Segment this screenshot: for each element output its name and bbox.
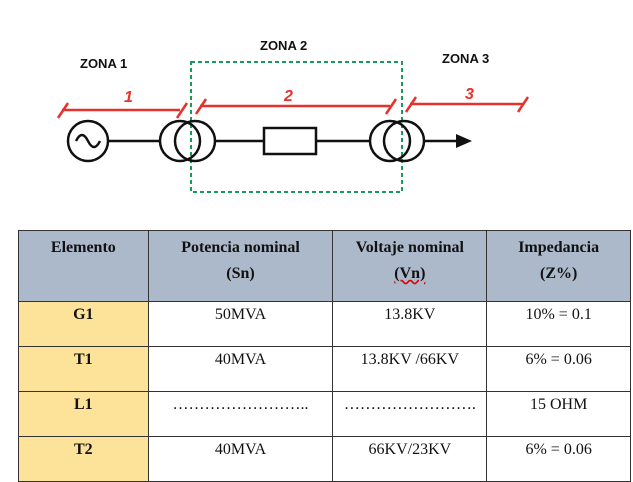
cell-voltage: ……………………. <box>332 391 488 437</box>
transformer-2-icon <box>368 119 426 163</box>
cell-voltage: 13.8KV <box>332 301 488 347</box>
zone-2-label: ZONA 2 <box>260 38 307 53</box>
zone-1-label: ZONA 1 <box>80 56 127 71</box>
segment-1-label: 1 <box>124 89 133 106</box>
cell-impedance: 15 OHM <box>486 391 631 437</box>
element-table: Elemento Potencia nominal (Sn) Voltaje no… <box>18 230 631 482</box>
zone-markers <box>56 96 530 119</box>
segment-2-label: 2 <box>283 88 293 105</box>
table-row: T1 40MVA 13.8KV /66KV 6% = 0.06 <box>18 346 631 392</box>
one-line-diagram: ZONA 1 ZONA 2 ZONA 3 1 2 3 <box>56 38 530 193</box>
cell-voltage: 66KV/23KV <box>332 436 488 482</box>
cell-power: 40MVA <box>147 346 334 392</box>
cell-voltage: 13.8KV /66KV <box>332 346 488 392</box>
line-impedance-icon <box>262 126 318 156</box>
cell-power: 50MVA <box>147 301 334 347</box>
zone-2-box <box>190 61 403 193</box>
cell-impedance: 6% = 0.06 <box>486 436 631 482</box>
cell-element: L1 <box>18 391 149 437</box>
cell-element: T1 <box>18 346 149 392</box>
header-elemento: Elemento <box>18 230 149 302</box>
segment-3-label: 3 <box>465 86 474 103</box>
zone-3-label: ZONA 3 <box>442 51 489 66</box>
table-row: L1 …………………….. ……………………. 15 OHM <box>18 391 631 437</box>
cell-impedance: 6% = 0.06 <box>486 346 631 392</box>
table-row: T2 40MVA 66KV/23KV 6% = 0.06 <box>18 436 631 482</box>
table-header-row: Elemento Potencia nominal (Sn) Voltaje no… <box>18 230 631 302</box>
transformer-1-icon <box>158 119 217 163</box>
sine-icon <box>74 133 102 149</box>
cell-impedance: 10% = 0.1 <box>486 301 631 347</box>
header-voltaje: Voltaje nominal (Vn) <box>332 230 488 302</box>
table-row: G1 50MVA 13.8KV 10% = 0.1 <box>18 301 631 347</box>
cell-element: G1 <box>18 301 149 347</box>
cell-element: T2 <box>18 436 149 482</box>
header-impedancia: Impedancia (Z%) <box>486 230 631 302</box>
cell-power: 40MVA <box>147 436 334 482</box>
load-arrow-icon <box>456 134 472 148</box>
header-potencia: Potencia nominal (Sn) <box>147 230 334 302</box>
cell-power: …………………….. <box>147 391 334 437</box>
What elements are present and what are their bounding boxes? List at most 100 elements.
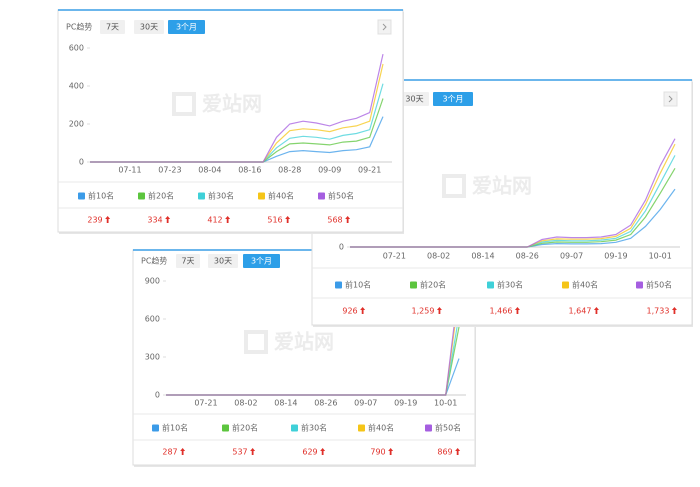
legend-label: 前20名 — [148, 191, 174, 201]
legend-label: 前10名 — [162, 423, 188, 433]
watermark: 爱站网 — [202, 92, 262, 116]
summary-value: 412 — [207, 216, 222, 225]
x-tick-label: 08-02 — [234, 399, 257, 408]
summary-value: 869 — [437, 448, 452, 457]
legend-swatch — [425, 424, 432, 432]
legend-swatch — [318, 192, 325, 200]
x-tick-label: 08-14 — [471, 252, 494, 261]
legend-swatch — [258, 192, 265, 200]
trend-up-icon — [320, 448, 326, 455]
tab[interactable] — [176, 254, 200, 268]
summary-value: 1,259 — [412, 307, 435, 316]
watermark-icon — [172, 92, 196, 116]
trend-up-icon — [225, 216, 231, 223]
watermark-icon — [244, 330, 268, 354]
tab[interactable] — [134, 20, 164, 34]
legend-label: 前40名 — [268, 191, 294, 201]
x-tick-label: 08-26 — [516, 252, 539, 261]
legend-swatch — [335, 281, 342, 289]
legend-swatch — [198, 192, 205, 200]
y-tick-label: 300 — [145, 353, 160, 362]
summary-value: 1,733 — [647, 307, 670, 316]
x-tick-label: 07-21 — [194, 399, 217, 408]
summary-value: 516 — [267, 216, 282, 225]
x-tick-label: 08-14 — [274, 399, 297, 408]
x-tick-label: 09-21 — [358, 166, 381, 175]
tab[interactable] — [400, 92, 429, 106]
next-button[interactable] — [663, 91, 678, 107]
x-tick-label: 09-09 — [318, 166, 341, 175]
trend-up-icon — [105, 216, 111, 223]
trend-up-icon — [345, 216, 351, 223]
y-tick-label: 200 — [69, 120, 84, 129]
watermark: 爱站网 — [274, 330, 334, 354]
trend-up-icon — [436, 307, 442, 314]
summary-value: 926 — [342, 307, 357, 316]
y-tick-label: 900 — [145, 277, 160, 286]
legend-label: 前30名 — [497, 280, 523, 290]
x-tick-label: 09-07 — [560, 252, 583, 261]
x-tick-label: 09-07 — [354, 399, 377, 408]
trend-up-icon — [165, 216, 171, 223]
summary-value: 790 — [370, 448, 385, 457]
y-tick-label: 600 — [69, 44, 84, 53]
tab-label[interactable]: 3个月 — [442, 95, 463, 104]
tab-label[interactable]: 30天 — [140, 23, 158, 32]
legend-swatch — [636, 281, 643, 289]
summary-value: 537 — [232, 448, 247, 457]
trend-up-icon — [388, 448, 394, 455]
trend-up-icon — [285, 216, 291, 223]
tab-label[interactable]: 7天 — [106, 23, 119, 32]
y-tick-label: 600 — [145, 315, 160, 324]
legend-swatch — [562, 281, 569, 289]
legend-label: 前40名 — [368, 423, 394, 433]
legend-label: 前50名 — [646, 280, 672, 290]
next-button[interactable] — [377, 19, 392, 35]
series-line — [90, 53, 384, 163]
summary-value: 239 — [87, 216, 102, 225]
trend-up-icon — [514, 307, 520, 314]
legend-swatch — [487, 281, 494, 289]
x-tick-label: 07-21 — [383, 252, 406, 261]
next-icon — [668, 95, 673, 103]
tab[interactable] — [433, 92, 473, 106]
summary-value: 334 — [147, 216, 162, 225]
tab[interactable] — [100, 20, 125, 34]
x-tick-label: 09-19 — [394, 399, 417, 408]
legend-label: 前30名 — [208, 191, 234, 201]
legend-swatch — [222, 424, 229, 432]
x-tick-label: 08-28 — [278, 166, 301, 175]
tab-label[interactable]: 30天 — [214, 257, 232, 266]
legend-swatch — [291, 424, 298, 432]
trend-up-icon — [180, 448, 186, 455]
watermark-icon — [442, 174, 466, 198]
y-tick-label: 0 — [339, 243, 344, 252]
summary-value: 1,647 — [569, 307, 592, 316]
summary-value: 287 — [162, 448, 177, 457]
x-tick-label: 08-04 — [198, 166, 221, 175]
tab[interactable] — [168, 20, 205, 34]
y-tick-label: 0 — [79, 158, 84, 167]
x-tick-label: 09-19 — [604, 252, 627, 261]
tab[interactable] — [208, 254, 238, 268]
trend-up-icon — [250, 448, 256, 455]
legend-label: 前20名 — [232, 423, 258, 433]
trend-up-icon — [455, 448, 461, 455]
x-tick-label: 08-02 — [427, 252, 450, 261]
legend-swatch — [410, 281, 417, 289]
legend-swatch — [358, 424, 365, 432]
x-tick-label: 07-11 — [118, 166, 141, 175]
tab-label[interactable]: 30天 — [405, 95, 423, 104]
tab-label[interactable]: 7天 — [181, 257, 194, 266]
legend-swatch — [152, 424, 159, 432]
tab-label[interactable]: 3个月 — [251, 257, 272, 266]
section-label: PC趋势 — [66, 22, 92, 32]
tab-label[interactable]: 3个月 — [176, 23, 197, 32]
summary-value: 568 — [327, 216, 342, 225]
tab[interactable] — [243, 254, 280, 268]
watermark: 爱站网 — [472, 174, 532, 198]
legend-label: 前10名 — [345, 280, 371, 290]
y-tick-label: 400 — [69, 82, 84, 91]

******

| WHAT IS REQUIRED |
Count the rows above that contain the string "Voltaje", treating matches as case-sensitive. Give only the number.

| RESULT OF THIS EXERCISE |
3